### Description of the task:
Tally the lines in the listing below that include "Einsatzliste". Answer with the count and nothing more.
— START OF Input for this task —
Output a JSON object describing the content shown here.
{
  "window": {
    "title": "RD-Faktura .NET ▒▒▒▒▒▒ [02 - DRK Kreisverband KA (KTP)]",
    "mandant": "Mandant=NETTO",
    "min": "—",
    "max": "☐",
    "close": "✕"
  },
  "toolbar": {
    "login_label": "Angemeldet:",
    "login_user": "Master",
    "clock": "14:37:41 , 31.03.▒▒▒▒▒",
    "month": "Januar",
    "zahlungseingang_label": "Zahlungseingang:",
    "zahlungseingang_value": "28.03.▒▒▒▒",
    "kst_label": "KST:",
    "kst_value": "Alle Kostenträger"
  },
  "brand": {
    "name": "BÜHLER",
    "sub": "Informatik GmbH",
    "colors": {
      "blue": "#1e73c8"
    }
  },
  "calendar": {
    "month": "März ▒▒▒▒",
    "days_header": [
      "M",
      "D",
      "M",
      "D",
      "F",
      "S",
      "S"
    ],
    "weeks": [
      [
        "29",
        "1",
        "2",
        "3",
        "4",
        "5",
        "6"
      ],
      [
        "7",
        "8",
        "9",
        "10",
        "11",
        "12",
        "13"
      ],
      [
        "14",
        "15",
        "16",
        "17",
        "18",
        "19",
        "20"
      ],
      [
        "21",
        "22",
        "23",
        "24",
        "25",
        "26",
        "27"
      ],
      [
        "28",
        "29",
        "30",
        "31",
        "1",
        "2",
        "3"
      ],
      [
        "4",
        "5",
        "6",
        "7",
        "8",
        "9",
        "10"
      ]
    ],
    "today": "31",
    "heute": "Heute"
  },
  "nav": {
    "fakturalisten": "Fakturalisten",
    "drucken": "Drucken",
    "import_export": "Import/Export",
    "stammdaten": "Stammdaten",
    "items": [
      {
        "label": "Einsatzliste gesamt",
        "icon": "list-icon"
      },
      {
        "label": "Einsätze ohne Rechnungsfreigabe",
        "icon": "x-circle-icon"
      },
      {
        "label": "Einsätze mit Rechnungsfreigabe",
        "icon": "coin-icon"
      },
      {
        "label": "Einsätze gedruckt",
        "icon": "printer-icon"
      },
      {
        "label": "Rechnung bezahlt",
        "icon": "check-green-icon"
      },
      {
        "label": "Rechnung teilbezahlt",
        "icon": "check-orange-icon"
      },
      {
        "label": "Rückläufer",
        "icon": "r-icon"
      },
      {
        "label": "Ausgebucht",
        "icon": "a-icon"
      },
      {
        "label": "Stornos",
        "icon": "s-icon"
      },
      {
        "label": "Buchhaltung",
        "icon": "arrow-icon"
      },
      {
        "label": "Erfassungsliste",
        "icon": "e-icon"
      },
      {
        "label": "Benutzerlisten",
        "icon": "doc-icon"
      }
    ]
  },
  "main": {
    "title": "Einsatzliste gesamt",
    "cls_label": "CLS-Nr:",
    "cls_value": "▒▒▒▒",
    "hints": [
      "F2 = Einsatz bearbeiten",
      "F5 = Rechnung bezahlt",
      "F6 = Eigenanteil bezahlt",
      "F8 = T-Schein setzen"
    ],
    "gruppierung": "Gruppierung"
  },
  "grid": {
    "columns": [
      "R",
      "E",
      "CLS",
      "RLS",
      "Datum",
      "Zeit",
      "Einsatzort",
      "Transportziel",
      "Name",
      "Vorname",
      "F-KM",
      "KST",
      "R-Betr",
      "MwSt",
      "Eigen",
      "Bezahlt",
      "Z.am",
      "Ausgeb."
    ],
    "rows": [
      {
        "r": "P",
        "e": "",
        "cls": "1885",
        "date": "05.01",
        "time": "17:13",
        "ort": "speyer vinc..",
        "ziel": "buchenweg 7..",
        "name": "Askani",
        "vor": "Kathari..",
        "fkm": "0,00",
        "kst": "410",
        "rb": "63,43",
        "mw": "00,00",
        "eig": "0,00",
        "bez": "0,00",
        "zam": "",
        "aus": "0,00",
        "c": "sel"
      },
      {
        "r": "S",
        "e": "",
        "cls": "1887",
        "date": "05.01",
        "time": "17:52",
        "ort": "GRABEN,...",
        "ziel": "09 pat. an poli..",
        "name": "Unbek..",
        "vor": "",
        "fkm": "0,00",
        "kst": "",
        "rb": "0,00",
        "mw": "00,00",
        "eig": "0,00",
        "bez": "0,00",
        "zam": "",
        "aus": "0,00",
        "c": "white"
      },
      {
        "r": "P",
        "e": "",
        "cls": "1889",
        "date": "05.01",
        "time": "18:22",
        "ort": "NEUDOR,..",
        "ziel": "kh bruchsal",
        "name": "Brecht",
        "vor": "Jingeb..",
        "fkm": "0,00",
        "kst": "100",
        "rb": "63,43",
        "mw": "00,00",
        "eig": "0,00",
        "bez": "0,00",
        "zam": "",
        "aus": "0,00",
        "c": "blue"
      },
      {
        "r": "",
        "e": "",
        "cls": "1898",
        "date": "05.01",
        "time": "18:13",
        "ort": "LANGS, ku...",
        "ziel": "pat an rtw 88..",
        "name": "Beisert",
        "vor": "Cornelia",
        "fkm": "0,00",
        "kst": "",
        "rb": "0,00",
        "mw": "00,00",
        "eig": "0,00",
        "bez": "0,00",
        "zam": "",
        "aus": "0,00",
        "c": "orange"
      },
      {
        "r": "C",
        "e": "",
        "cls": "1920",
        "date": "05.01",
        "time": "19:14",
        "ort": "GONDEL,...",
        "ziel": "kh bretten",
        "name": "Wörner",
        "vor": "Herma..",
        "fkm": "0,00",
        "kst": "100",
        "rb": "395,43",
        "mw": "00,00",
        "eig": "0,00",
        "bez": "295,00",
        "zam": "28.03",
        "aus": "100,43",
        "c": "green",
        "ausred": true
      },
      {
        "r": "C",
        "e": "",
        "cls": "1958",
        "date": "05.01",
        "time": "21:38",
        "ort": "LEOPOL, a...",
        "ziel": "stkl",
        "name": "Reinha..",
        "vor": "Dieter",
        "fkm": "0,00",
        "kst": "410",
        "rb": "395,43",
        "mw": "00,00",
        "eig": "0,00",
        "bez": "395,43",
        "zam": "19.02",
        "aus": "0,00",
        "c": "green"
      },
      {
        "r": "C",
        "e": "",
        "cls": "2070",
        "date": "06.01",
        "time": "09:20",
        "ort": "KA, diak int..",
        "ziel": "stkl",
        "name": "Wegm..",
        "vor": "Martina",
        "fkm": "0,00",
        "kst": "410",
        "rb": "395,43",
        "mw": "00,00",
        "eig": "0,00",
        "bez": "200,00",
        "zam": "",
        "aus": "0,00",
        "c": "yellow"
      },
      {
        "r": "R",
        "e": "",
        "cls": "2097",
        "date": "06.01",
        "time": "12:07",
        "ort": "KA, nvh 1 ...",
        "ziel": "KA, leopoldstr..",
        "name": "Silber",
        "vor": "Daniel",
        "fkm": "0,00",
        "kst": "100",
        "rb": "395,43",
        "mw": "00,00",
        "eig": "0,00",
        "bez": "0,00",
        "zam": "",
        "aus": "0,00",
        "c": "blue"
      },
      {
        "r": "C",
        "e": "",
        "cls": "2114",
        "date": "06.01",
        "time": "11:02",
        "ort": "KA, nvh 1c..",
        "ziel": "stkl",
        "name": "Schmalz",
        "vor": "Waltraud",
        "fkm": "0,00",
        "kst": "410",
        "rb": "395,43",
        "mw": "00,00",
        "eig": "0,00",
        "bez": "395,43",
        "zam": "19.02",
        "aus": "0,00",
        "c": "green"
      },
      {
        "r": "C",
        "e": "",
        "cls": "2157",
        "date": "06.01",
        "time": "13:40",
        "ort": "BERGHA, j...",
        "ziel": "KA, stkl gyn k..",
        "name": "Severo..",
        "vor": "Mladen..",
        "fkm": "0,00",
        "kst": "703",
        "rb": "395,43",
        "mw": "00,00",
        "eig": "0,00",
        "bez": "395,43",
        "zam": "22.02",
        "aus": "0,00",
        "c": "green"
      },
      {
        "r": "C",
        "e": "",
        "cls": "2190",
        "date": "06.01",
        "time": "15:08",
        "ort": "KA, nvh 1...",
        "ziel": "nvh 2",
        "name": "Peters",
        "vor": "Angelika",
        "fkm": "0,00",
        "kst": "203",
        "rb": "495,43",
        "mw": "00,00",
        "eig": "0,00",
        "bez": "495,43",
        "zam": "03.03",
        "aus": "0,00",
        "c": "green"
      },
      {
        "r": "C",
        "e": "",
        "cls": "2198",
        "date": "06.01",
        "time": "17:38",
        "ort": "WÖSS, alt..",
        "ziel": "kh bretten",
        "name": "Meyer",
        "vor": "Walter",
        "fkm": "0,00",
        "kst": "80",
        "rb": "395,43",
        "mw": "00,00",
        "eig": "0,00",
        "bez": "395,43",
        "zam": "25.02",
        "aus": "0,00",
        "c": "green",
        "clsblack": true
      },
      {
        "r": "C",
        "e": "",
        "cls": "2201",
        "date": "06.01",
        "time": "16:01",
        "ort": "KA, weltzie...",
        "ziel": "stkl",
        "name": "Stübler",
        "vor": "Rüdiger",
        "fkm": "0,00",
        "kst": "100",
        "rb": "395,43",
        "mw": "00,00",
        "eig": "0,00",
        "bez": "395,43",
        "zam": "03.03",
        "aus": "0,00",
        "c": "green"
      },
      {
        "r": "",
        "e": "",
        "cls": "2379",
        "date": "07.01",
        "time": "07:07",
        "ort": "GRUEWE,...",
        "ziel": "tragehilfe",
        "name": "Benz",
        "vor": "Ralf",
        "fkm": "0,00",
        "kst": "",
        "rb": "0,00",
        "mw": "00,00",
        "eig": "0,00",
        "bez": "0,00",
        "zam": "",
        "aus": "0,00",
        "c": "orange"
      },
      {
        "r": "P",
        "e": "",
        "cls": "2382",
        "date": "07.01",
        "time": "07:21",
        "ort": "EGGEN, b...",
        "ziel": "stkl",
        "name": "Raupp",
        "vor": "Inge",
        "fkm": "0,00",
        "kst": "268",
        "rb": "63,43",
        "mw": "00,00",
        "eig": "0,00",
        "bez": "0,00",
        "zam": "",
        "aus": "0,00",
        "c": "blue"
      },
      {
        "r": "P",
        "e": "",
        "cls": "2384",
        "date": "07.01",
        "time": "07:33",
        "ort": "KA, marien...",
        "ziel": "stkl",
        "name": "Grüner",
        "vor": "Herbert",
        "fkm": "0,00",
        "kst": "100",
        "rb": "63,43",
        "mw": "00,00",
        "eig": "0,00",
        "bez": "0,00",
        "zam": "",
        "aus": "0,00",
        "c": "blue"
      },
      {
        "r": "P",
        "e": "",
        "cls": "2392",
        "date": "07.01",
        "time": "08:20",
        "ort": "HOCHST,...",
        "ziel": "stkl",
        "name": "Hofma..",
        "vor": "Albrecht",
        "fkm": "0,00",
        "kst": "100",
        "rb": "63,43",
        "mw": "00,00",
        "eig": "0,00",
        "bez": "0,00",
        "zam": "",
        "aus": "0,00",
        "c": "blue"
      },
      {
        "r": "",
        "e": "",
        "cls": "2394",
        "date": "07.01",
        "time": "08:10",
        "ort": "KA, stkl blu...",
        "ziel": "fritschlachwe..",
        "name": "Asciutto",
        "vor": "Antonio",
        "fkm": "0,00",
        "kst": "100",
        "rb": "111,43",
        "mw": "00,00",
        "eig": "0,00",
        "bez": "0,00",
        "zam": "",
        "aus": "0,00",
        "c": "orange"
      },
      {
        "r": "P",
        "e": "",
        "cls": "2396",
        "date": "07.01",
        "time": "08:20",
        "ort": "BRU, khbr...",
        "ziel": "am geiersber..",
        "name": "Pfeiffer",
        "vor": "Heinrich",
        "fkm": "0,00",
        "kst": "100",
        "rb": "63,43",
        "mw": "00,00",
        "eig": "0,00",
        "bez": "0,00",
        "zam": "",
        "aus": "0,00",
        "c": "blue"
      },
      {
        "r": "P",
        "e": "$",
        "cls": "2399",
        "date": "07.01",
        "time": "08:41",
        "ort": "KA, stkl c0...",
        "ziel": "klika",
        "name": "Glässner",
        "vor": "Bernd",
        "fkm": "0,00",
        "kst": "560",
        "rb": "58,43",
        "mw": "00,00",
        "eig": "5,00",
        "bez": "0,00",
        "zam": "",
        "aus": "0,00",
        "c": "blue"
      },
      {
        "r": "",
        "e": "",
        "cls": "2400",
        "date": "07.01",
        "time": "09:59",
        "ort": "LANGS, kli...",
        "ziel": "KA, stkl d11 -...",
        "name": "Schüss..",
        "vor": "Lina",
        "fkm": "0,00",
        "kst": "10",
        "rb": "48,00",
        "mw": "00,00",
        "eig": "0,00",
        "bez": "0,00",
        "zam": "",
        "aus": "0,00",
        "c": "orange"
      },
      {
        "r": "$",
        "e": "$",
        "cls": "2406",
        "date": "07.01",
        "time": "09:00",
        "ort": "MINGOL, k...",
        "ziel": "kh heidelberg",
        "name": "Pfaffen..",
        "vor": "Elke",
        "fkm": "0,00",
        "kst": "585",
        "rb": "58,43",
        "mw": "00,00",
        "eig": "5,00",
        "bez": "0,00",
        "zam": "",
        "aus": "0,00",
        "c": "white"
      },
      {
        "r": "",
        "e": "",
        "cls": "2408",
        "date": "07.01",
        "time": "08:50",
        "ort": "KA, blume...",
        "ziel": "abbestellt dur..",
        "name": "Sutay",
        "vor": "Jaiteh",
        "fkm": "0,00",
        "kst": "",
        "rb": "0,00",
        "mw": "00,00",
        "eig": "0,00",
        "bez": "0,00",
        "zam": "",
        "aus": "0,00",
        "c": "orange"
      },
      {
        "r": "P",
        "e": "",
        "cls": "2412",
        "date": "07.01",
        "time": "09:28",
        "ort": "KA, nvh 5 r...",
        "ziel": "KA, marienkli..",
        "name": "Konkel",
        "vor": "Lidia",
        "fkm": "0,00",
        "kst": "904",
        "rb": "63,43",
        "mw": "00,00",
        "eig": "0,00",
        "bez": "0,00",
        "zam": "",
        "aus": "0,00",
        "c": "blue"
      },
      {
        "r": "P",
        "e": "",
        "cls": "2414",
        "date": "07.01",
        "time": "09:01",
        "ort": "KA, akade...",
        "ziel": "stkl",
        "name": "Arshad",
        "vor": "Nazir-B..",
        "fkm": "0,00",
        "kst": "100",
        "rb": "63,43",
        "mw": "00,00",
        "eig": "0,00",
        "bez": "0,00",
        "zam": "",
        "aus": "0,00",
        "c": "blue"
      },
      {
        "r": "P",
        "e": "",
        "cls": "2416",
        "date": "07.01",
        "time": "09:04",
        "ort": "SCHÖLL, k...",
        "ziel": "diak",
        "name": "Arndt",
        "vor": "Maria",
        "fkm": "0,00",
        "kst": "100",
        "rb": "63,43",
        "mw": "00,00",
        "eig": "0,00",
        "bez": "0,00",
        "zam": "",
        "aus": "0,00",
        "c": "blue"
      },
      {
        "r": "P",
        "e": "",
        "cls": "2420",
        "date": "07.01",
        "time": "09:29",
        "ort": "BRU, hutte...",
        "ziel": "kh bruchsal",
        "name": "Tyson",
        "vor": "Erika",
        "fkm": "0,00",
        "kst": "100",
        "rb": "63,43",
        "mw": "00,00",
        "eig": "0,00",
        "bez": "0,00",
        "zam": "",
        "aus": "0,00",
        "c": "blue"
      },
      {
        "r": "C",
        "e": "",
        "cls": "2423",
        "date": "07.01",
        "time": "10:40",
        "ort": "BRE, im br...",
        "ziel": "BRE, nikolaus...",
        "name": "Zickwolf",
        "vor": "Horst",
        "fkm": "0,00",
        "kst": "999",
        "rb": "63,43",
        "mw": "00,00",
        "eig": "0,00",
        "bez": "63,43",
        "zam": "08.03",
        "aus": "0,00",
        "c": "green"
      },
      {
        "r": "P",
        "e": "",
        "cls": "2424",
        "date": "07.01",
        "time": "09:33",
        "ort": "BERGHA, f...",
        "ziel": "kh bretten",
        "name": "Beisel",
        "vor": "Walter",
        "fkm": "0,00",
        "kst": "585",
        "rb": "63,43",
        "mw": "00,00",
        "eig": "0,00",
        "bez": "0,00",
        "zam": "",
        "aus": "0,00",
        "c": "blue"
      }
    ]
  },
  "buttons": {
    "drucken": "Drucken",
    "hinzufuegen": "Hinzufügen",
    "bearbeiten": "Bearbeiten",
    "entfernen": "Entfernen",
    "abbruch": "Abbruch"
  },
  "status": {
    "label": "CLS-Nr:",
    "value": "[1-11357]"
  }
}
— END OF Input for this task —
### Exercise response:
2